◆ Given exercise 1
Transcribe the passage from the forum thread about grain-free canned dog food, starting with "I tried a can" and going on through "appetites have improved.".
◆ Given exercise 2
Pick up the forum thread about grain-free canned dog food where it stops, and continue it.

--- Start Text passage ---

# 4health grain free canned :)



## BeBe67 (May 13, 2015)

I tried a can of 4health grain free chicken (canned) as a topper for my poodles kibble and they LOVE it. I only use about a TBS or so as a topper/mixer. Their appetites have improved. 
Brandies eye stains are looking better and she is not chewing herself. Luna isn't having the ear goo like before. They successfully switched over to a grain free kibble without any issues.  Brandie has been more playful and frisky lately. She is 9 now, so I love to see her playing! 

Ideal Balance grain free from Hills. And the 4health canned grain free chicken. I know a lot of people don't like anything from Diamond or Science Diet but its working well for us. 

BeBe


----------



## Coldbrew (Jun 17, 2015)

--- End Text passage ---
--- Start Data shown ---

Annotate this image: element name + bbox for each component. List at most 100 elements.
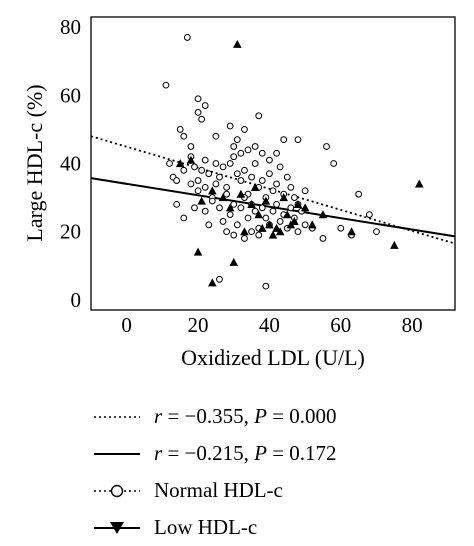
normal-hdl-point xyxy=(176,126,184,133)
normal-hdl-point xyxy=(173,177,181,184)
normal-hdl-point xyxy=(226,160,234,167)
normal-hdl-point xyxy=(241,235,248,242)
normal-hdl-point xyxy=(233,170,241,178)
low-hdl-point xyxy=(197,196,206,205)
normal-hdl-point xyxy=(233,136,241,144)
normal-hdl-point xyxy=(241,126,248,133)
normal-hdl-point xyxy=(283,173,291,181)
low-hdl-point xyxy=(175,159,185,168)
normal-hdl-point xyxy=(226,211,234,219)
normal-hdl-point xyxy=(233,221,241,229)
dotted-line-icon xyxy=(94,415,140,418)
normal-hdl-point xyxy=(276,163,284,171)
open-circle-dotted-icon xyxy=(94,484,140,497)
normal-hdl-point xyxy=(223,228,231,236)
normal-hdl-point xyxy=(262,214,270,222)
normal-hdl-point xyxy=(273,180,280,188)
y-tick-label: 40 xyxy=(60,152,81,176)
normal-hdl-point xyxy=(301,187,309,195)
low-hdl-point xyxy=(268,230,278,239)
low-hdl-point xyxy=(186,155,196,164)
normal-hdl-point xyxy=(173,200,181,208)
x-tick-label: 80 xyxy=(402,313,423,337)
legend-item-low-hdl: Low HDL-c xyxy=(92,509,472,546)
normal-hdl-point xyxy=(180,166,188,174)
normal-hdl-point xyxy=(269,187,277,195)
normal-hdl-point xyxy=(230,153,238,161)
normal-hdl-point xyxy=(230,143,238,150)
normal-hdl-point xyxy=(216,275,223,283)
normal-hdl-point xyxy=(194,177,202,184)
normal-hdl-point xyxy=(248,173,255,181)
normal-hdl-point xyxy=(180,132,188,140)
normal-hdl-point xyxy=(255,112,263,120)
normal-hdl-point xyxy=(201,183,209,191)
y-tick-label: 80 xyxy=(60,15,81,39)
low-hdl-point xyxy=(272,223,281,232)
normal-hdl-point xyxy=(223,183,231,191)
legend-item-solid-fit: r = −0.215, P = 0.172 xyxy=(92,435,472,472)
normal-hdl-point xyxy=(301,221,309,229)
low-hdl-point xyxy=(318,210,328,219)
normal-hdl-point xyxy=(201,156,209,164)
low-hdl-point xyxy=(279,193,289,202)
low-hdl-point xyxy=(229,257,239,266)
normal-hdl-point xyxy=(251,143,259,150)
normal-hdl-point xyxy=(273,200,280,208)
normal-hdl-point xyxy=(337,224,345,232)
normal-hdl-point xyxy=(183,34,191,41)
low-hdl-point xyxy=(293,199,303,208)
low-hdl-point xyxy=(240,227,249,236)
legend: r = −0.355, P = 0.000 r = −0.215, P = 0.… xyxy=(92,398,472,546)
normal-hdl-point xyxy=(219,218,227,225)
low-hdl-point xyxy=(275,227,285,236)
legend-item-normal-hdl: Normal HDL-c xyxy=(92,472,472,509)
normal-hdl-point xyxy=(262,282,270,290)
normal-hdl-point xyxy=(248,228,255,236)
normal-hdl-point xyxy=(201,207,209,215)
normal-hdl-point xyxy=(287,204,295,212)
normal-hdl-point xyxy=(330,160,338,167)
normal-hdl-point xyxy=(198,115,206,123)
normal-hdl-point xyxy=(216,204,223,212)
x-tick-label: 20 xyxy=(188,313,209,337)
normal-hdl-point xyxy=(194,108,202,116)
normal-hdl-point xyxy=(280,136,288,144)
normal-hdl-point xyxy=(212,160,220,167)
points-layer xyxy=(162,34,424,290)
normal-hdl-point xyxy=(166,160,173,167)
normal-hdl-point xyxy=(216,173,223,181)
low-hdl-point xyxy=(236,189,246,198)
y-tick-label: 60 xyxy=(60,83,81,107)
x-tick-label: 40 xyxy=(259,313,280,337)
y-tick-label: 0 xyxy=(71,288,82,312)
normal-hdl-point xyxy=(266,156,273,164)
normal-hdl-point xyxy=(191,163,198,171)
normal-hdl-point xyxy=(194,95,202,103)
normal-hdl-point xyxy=(244,214,252,222)
normal-hdl-point xyxy=(205,170,213,178)
low-hdl-point xyxy=(193,247,203,256)
low-hdl-point xyxy=(233,39,242,48)
low-hdl-point xyxy=(347,227,356,236)
legend-label-low-hdl: Low HDL-c xyxy=(154,515,258,539)
normal-hdl-point xyxy=(373,228,380,236)
normal-hdl-point xyxy=(251,160,259,167)
normal-hdl-point xyxy=(237,204,245,212)
normal-hdl-point xyxy=(191,204,198,212)
normal-hdl-point xyxy=(244,146,252,154)
legend-label-normal-hdl: Normal HDL-c xyxy=(154,478,283,502)
normal-hdl-point xyxy=(258,204,266,212)
normal-hdl-point xyxy=(276,218,284,225)
y-axis-title: Large HDL-c (%) xyxy=(22,84,47,241)
low-hdl-point xyxy=(282,210,292,219)
solid-fit-line xyxy=(90,177,456,238)
scatter-chart: 0 20 40 60 80 0 20 40 60 80 Oxidized LDL (U/L) La… xyxy=(22,15,456,370)
low-hdl-point xyxy=(208,186,217,195)
normal-hdl-point xyxy=(194,187,202,195)
normal-hdl-point xyxy=(269,207,277,215)
normal-hdl-point xyxy=(355,190,363,198)
normal-hdl-point xyxy=(162,81,170,89)
low-hdl-point xyxy=(290,217,299,226)
x-axis-title: Oxidized LDL (U/L) xyxy=(181,345,365,370)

--- End Data shown ---

◆ Task result 1
I tried a can of 4health grain free chicken (canned) as a topper for my poodles kibble and they LOVE it. I only use about a TBS or so as a topper/mixer. Their appetites have improved.

◆ Task result 2
Good to know!

If we switch to grain free it will be the 4health brand (and probably some Fromm thrown in for variety), but will probably be the dry food rather than the canned.

I only wish we had a TSC closer!


----------



## BorderKelpie (Dec 3, 2011)

I switched several of my dogs to 4Health grain free. I have seen improvements in coat, poop and in one case, attitude. 

And! I just found out they are opening a TSC in the town next to me!!!! 7 minutes away - can not wait!!!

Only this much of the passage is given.